- YOUR OBJECTIVE
Pick out each line with the word "screenshot" from the material that follows.

....

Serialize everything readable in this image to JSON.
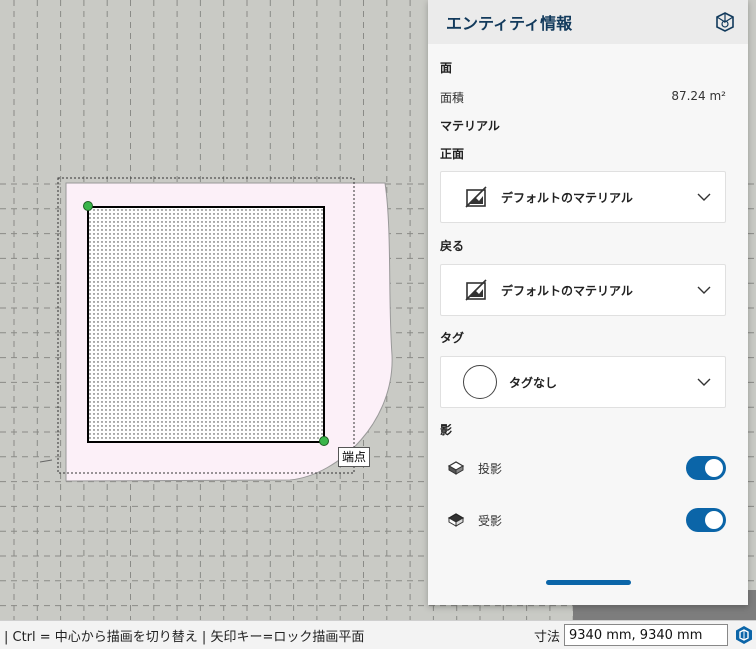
{
  "viewport": {
    "tooltip": "端点"
  },
  "panel": {
    "title": "エンティティ情報",
    "section_face": "面",
    "area_label": "面積",
    "area_value": "87.24 m²",
    "material_header": "マテリアル",
    "front_label": "正面",
    "front_material": "デフォルトのマテリアル",
    "back_label": "戻る",
    "back_material": "デフォルトのマテリアル",
    "tag_label": "タグ",
    "tag_value": "タグなし",
    "shadow_label": "影",
    "cast_label": "投影",
    "receive_label": "受影",
    "cast_enabled": true,
    "receive_enabled": true
  },
  "statusbar": {
    "hint": "| Ctrl = 中心から描画を切り替え | 矢印キー=ロック描画平面",
    "dimension_label": "寸法",
    "dimension_value": "9340 mm, 9340 mm"
  },
  "colors": {
    "accent": "#0b65a8",
    "title": "#123a5c",
    "canvas": "#c9cac5"
  },
  "icons": {
    "header": "entity-info-cube-icon",
    "material": "default-material-icon",
    "chevron": "chevron-down-icon",
    "cast": "cast-shadow-icon",
    "receive": "receive-shadow-icon",
    "logo": "sketchup-logo-icon"
  }
}
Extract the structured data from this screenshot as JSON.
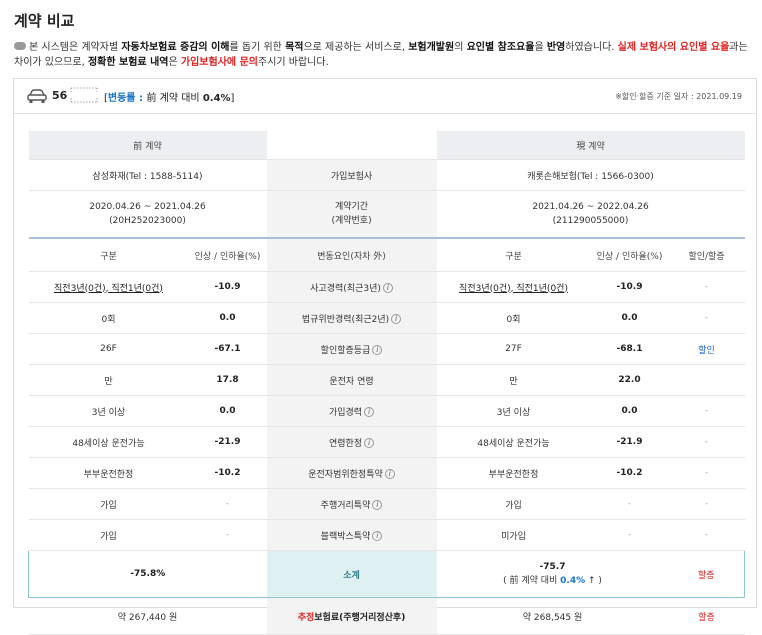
{
  "page": {
    "title": "계약 비교",
    "notice": {
      "p1": "본 시스템은 계약자별 ",
      "b1": "자동차보험료 증감의 이해",
      "p2": "를 돕기 위한 ",
      "b2": "목적",
      "p3": "으로 제공하는 서비스로, ",
      "b3": "보험개발원",
      "p4": "의 ",
      "b4": "요인별 참조요율",
      "p5": "을 ",
      "b5": "반영",
      "p6": "하였습니다. ",
      "red1": "실제 보험사의 요인별 요율",
      "p7": "과는 차이가 있으므로, ",
      "b6": "정확한 보험료 내역",
      "p8": "은 ",
      "red2": "가입보험사에 문의",
      "p9": "주시기 바랍니다."
    }
  },
  "summary_bar": {
    "car_number": "56",
    "rate_open": "[",
    "rate_label": "변동률 : ",
    "rate_prefix": "前 계약 대비 ",
    "rate_value": "0.4%",
    "rate_close": "]",
    "basis_date": "※할인·할증 기준 일자 : 2021.09.19"
  },
  "table": {
    "prev_header": "前 계약",
    "curr_header": "現 계약",
    "insurer_label": "가입보험사",
    "prev_insurer": "삼성화재(Tel : 1588-5114)",
    "curr_insurer": "캐롯손해보험(Tel : 1566-0300)",
    "period_label_1": "계약기간",
    "period_label_2": "(계약번호)",
    "prev_period": "2020.04.26 ~ 2021.04.26",
    "prev_contract_no": "(20H252023000)",
    "curr_period": "2021.04.26 ~ 2022.04.26",
    "curr_contract_no": "(211290055000)",
    "col_category": "구분",
    "col_rate": "인상 / 인하율(%)",
    "col_factor": "변동요인(자차 外)",
    "col_discount": "할인/할증",
    "rows": [
      {
        "prev": "직전3년(0건), 직전1년(0건)",
        "prev_rate": "-10.9",
        "factor": "사고경력(최근3년)",
        "curr": "직전3년(0건), 직전1년(0건)",
        "curr_rate": "-10.9",
        "disc": "-"
      },
      {
        "prev": "0회",
        "prev_rate": "0.0",
        "factor": "법규위반경력(최근2년)",
        "curr": "0회",
        "curr_rate": "0.0",
        "disc": "-"
      },
      {
        "prev": "26F",
        "prev_rate": "-67.1",
        "factor": "할인할증등급",
        "curr": "27F",
        "curr_rate": "-68.1",
        "disc": "할인"
      },
      {
        "prev": "만",
        "prev_rate": "17.8",
        "factor": "운전자 연령",
        "curr": "만",
        "curr_rate": "22.0",
        "disc": ""
      },
      {
        "prev": "3년 이상",
        "prev_rate": "0.0",
        "factor": "가입경력",
        "curr": "3년 이상",
        "curr_rate": "0.0",
        "disc": "-"
      },
      {
        "prev": "48세이상 운전가능",
        "prev_rate": "-21.9",
        "factor": "연령한정",
        "curr": "48세이상 운전가능",
        "curr_rate": "-21.9",
        "disc": "-"
      },
      {
        "prev": "부부운전한정",
        "prev_rate": "-10.2",
        "factor": "운전자범위한정특약",
        "curr": "부부운전한정",
        "curr_rate": "-10.2",
        "disc": "-"
      },
      {
        "prev": "가입",
        "prev_rate": "-",
        "factor": "주행거리특약",
        "curr": "가입",
        "curr_rate": "-",
        "disc": "-"
      },
      {
        "prev": "가입",
        "prev_rate": "-",
        "factor": "블랙박스특약",
        "curr": "미가입",
        "curr_rate": "-",
        "disc": "-"
      }
    ],
    "subtotal_label": "소계",
    "prev_subtotal": "-75.8%",
    "curr_subtotal": "-75.7",
    "curr_subtotal_open": "( 前 계약 대비 ",
    "curr_subtotal_pct": "0.4%",
    "curr_subtotal_close": " ↑ )",
    "curr_subtotal_disc": "할증",
    "premium_accent": "추정",
    "premium_label": "보험료(주행거리정산후)",
    "prev_premium": "약 267,440 원",
    "curr_premium": "약 268,545 원",
    "premium_disc": "할증"
  },
  "colors": {
    "accent_blue": "#1a73c8",
    "accent_red": "#e02424",
    "subtotal_teal": "#def0f1"
  },
  "icons": {
    "car": "car-icon",
    "info": "info-icon",
    "bullet": "speech-bubble-icon"
  }
}
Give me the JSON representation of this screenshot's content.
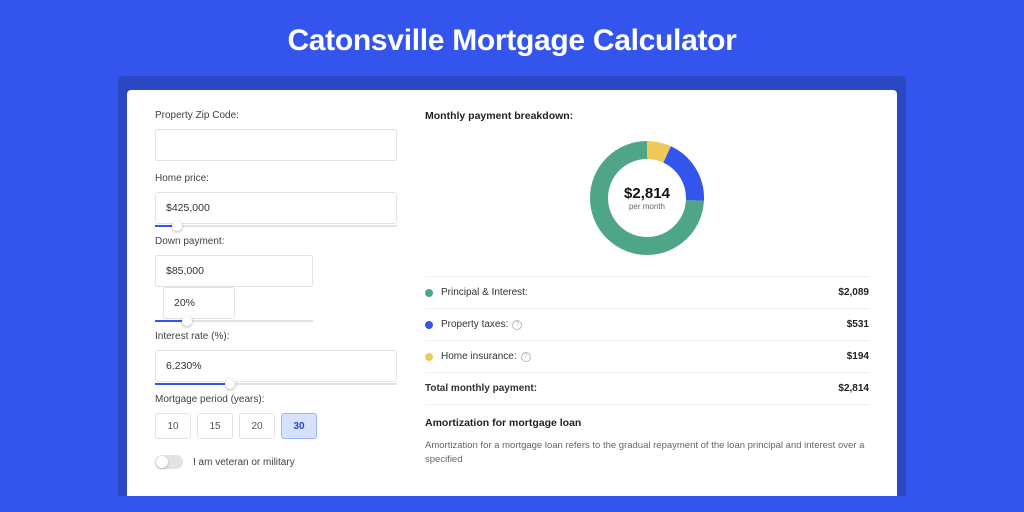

....

- ANSWER IN FULL
Extract the structured data from this screenshot as JSON.
Give me the JSON representation of this screenshot's content.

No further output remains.